◆ **Work to do**:
Answer these questions using the text below on multinational firms and low wages in the developing world.
(a) Why do local firms in places like Bangladesh pay very little, according to the text?
(b) Which places does the text name as able to do outsourced work for less?
(c) What famous quip does the text quote at its end?

◆ **Text extract**:
+ + + + +

You took a long old time to reply to that one Vimothy.
Various less interesting tasks to do...
So fucking what? They are merely an intermediary so that the exploiter doesn't have to get its hands dirty and they act as a smokescreen so that the western companies can pretend that they didn't know. The profits of the western companies are larger because they are paying a very small amount to people in sweatshops (too small to live on). Do you think that's exploitation?
So fucking what? So that's what I thought we were discussing,
whether or not foreign firms pay higher wages than local firms. It's pretty clear that they do, for a variety of reasons.
Local firms are not intermediaries, they are a source of goods. They produce according to their abilities and the demands of the market place. They pay very little in places like Bangladesh because in places like Bangladesh the cost of labour is very cheap. That's not the fault of MNCs, it's the "fault" of geopolitical contingencies that have created disparities in wealth, which are also the reasons why places like Bangladesh have a comparative advantage in low-skilled industries. Don't worry, it won't last forever.
The profits of MNCs are naturally increased when they can outsource the non-essential "vanilla" aspects of their business to places that can do it for less (China, India, East Asia, etc) to focus on the higher value, differentiating aspects of their production process. If they go to the third world to increase their margins (something they
have to do, because the same opportunities are available to all their competitors), then yes, in a sense they can be said to be "exploiting" the developing world's comparative advantage. However, it is also the case that the developing world is "exploiting" the very same advantage: their cheap labour, which allows them to undercut producers in the west and in the rest of the developing world, to bring foreign buyers to their markets, to buy their produce and to increase their wealth. Is that really so different from what the MNCs are doing? You remember that famous quip - "The only thing worse than being exploited by a capitalist is not being exploited by a capitalist."

+ + + + +

◆ **Data lines**:
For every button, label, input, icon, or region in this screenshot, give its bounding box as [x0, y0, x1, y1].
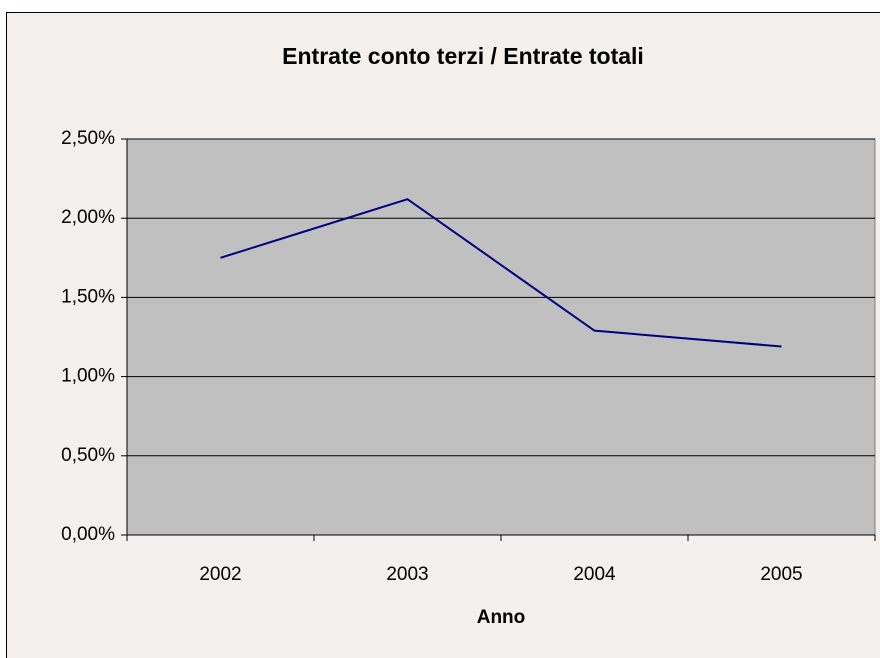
- y-tick-label: 1,50%: [61, 286, 115, 307]
- line-series: [220, 198, 782, 348]
- plot-area: [126, 138, 876, 536]
- y-tick-label: 1,00%: [61, 366, 115, 387]
- y-tick-label: 2,50%: [61, 128, 115, 149]
- y-tick-label: 0,50%: [61, 445, 115, 466]
- x-tick-label: 2004: [573, 564, 616, 585]
- chart-title: Entrate conto terzi / Entrate totali: [282, 43, 644, 69]
- x-axis-label: Anno: [477, 607, 526, 628]
- x-tick-label: 2005: [760, 564, 802, 585]
- y-tick-label: 2,00%: [61, 207, 115, 228]
- y-tick-label: 0,00%: [61, 524, 115, 545]
- x-tick-label: 2003: [386, 564, 428, 585]
- x-tick-label: 2002: [199, 564, 241, 585]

+ + + + +

◆ **The completed task**:
(a) The cost of labor in those places is very cheap.
(b) China, India and East Asia.
(c) "The only thing worse than being exploited by a capitalist is not being exploited by a capitalist."